Wherever a line below holds the word "Kailua", copy that line.

(Stored data)
====
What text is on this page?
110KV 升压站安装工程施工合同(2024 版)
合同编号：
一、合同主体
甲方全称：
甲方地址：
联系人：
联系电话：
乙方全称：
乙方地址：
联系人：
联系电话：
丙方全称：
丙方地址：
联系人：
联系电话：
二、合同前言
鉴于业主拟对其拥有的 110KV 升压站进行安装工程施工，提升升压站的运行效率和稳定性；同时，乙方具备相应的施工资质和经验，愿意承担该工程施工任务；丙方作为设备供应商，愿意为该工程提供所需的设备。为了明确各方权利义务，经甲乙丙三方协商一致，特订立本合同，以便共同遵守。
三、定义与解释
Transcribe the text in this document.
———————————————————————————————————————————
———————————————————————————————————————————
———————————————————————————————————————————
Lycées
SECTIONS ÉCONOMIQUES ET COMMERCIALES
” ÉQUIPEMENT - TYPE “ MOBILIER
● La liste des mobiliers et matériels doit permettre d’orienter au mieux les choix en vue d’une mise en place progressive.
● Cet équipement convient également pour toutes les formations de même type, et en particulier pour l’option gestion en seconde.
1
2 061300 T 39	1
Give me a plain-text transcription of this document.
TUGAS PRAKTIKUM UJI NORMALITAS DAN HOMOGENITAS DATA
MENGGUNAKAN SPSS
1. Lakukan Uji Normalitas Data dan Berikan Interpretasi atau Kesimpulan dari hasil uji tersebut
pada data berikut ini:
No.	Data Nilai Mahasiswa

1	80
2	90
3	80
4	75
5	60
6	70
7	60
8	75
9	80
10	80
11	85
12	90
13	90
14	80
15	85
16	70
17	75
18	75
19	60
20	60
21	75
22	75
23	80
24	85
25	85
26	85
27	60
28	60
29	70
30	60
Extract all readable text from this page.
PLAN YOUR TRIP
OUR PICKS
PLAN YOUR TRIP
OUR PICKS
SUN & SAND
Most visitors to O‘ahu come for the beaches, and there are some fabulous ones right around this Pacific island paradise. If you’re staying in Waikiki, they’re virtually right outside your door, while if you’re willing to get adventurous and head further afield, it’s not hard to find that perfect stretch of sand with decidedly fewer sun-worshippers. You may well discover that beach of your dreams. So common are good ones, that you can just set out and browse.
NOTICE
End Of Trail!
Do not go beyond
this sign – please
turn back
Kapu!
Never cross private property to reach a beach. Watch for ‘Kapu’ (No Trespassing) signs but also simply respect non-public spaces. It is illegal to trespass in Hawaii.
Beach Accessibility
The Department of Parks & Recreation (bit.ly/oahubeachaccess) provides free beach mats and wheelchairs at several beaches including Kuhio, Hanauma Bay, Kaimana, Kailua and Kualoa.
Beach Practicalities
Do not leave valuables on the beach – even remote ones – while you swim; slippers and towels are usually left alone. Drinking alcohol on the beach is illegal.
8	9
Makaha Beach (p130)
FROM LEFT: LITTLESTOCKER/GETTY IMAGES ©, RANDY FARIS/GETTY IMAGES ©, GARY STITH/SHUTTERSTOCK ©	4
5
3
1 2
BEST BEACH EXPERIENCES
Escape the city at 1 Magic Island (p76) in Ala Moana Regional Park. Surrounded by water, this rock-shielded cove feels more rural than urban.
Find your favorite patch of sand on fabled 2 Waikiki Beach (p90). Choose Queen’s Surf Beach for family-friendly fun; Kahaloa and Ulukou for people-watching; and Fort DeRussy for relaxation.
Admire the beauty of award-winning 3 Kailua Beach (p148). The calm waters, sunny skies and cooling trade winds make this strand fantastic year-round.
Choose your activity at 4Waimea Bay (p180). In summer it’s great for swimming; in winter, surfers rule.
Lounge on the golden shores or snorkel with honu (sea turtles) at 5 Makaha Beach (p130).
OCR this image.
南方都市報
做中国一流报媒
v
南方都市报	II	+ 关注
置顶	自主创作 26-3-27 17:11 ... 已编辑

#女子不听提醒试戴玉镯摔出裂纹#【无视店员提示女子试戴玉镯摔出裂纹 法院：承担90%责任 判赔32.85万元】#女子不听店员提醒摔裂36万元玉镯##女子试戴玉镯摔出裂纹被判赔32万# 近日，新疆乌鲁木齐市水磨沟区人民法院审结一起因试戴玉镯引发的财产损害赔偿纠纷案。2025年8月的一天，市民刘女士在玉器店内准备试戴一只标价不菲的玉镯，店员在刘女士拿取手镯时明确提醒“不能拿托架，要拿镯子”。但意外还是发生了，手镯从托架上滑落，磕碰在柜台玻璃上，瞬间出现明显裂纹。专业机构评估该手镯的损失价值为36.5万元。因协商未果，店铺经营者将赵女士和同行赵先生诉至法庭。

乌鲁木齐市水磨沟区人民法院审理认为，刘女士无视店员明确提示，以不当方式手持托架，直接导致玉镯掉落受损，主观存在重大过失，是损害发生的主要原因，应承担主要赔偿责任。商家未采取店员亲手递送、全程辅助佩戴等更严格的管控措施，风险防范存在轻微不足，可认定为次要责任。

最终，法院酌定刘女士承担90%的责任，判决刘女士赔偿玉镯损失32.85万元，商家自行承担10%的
====
▸ **Correct answer**:
The Department of Parks & Recreation (bit.ly/oahubeachaccess) provides free beach mats and wheelchairs at several beaches including Kuhio, Hanauma Bay, Kaimana, Kailua and Kualoa.
Admire the beauty of award-winning 3 Kailua Beach (p148). The calm waters, sunny skies and cooling trade winds make this strand fantastic year-round.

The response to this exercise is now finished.